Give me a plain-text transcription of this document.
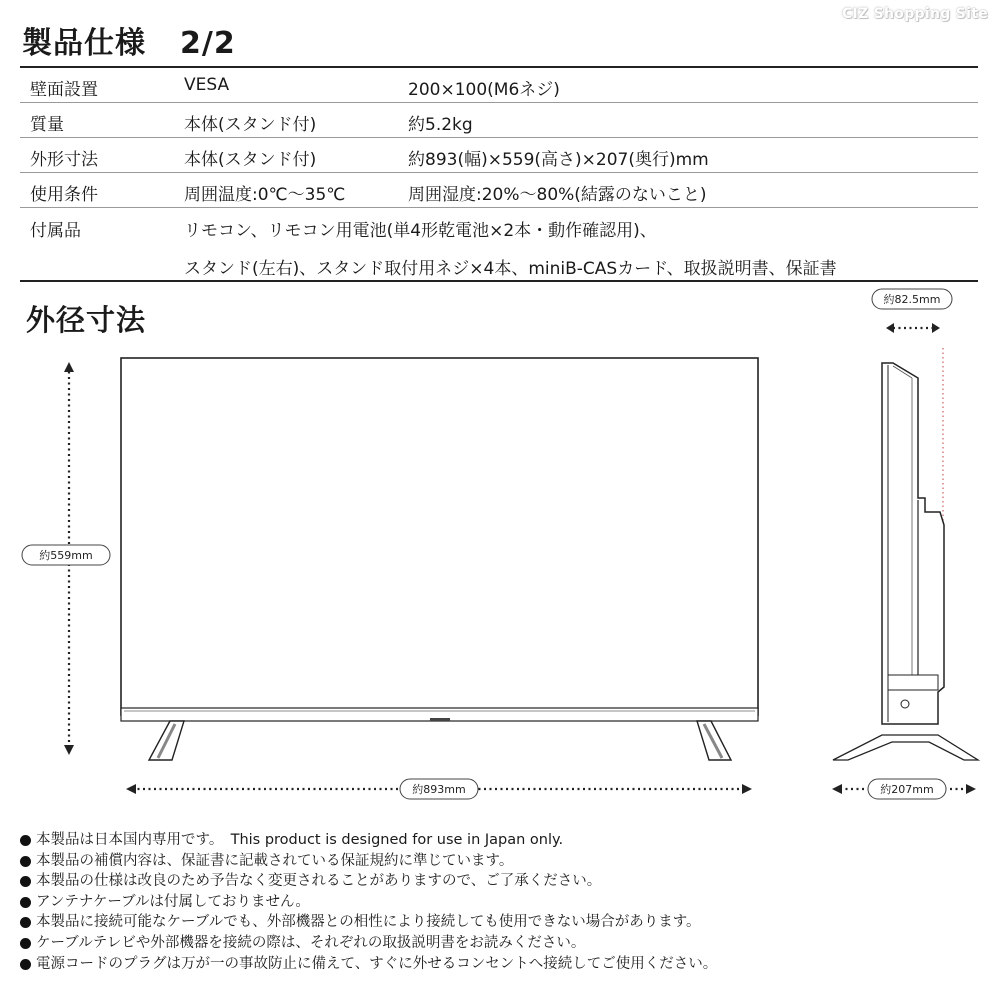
CIZ Shopping Site
製品仕様 2/2
壁面設置	VESA	200×100(M6ネジ)
質量	本体(スタンド付)	約5.2kg
外形寸法	本体(スタンド付)	約893(幅)×559(高さ)×207(奥行)mm
使用条件	周囲温度:0℃〜35℃	周囲湿度:20%〜80%(結露のないこと)
付属品	リモコン、リモコン用電池(単4形乾電池×2本・動作確認用)、
スタンド(左右)、スタンド取付用ネジ×4本、miniB-CASカード、取扱説明書、保証書
外径寸法
約559mm
約893mm
約82.5mm
約207mm
本製品は日本国内専用です。　This product is designed for use in Japan only.
本製品の補償内容は、保証書に記載されている保証規約に準じています。
本製品の仕様は改良のため予告なく変更されることがありますので、ご了承ください。
アンテナケーブルは付属しておりません。
本製品に接続可能なケーブルでも、外部機器との相性により接続しても使用できない場合があります。
ケーブルテレビや外部機器を接続の際は、それぞれの取扱説明書をお読みください。
電源コードのプラグは万が一の事故防止に備えて、すぐに外せるコンセントへ接続してご使用ください。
---------------
■ Instructions to follow
Of the lines in this data, how many contain "スタンド付"? Reply with only the number.

■ Result for this exercise
2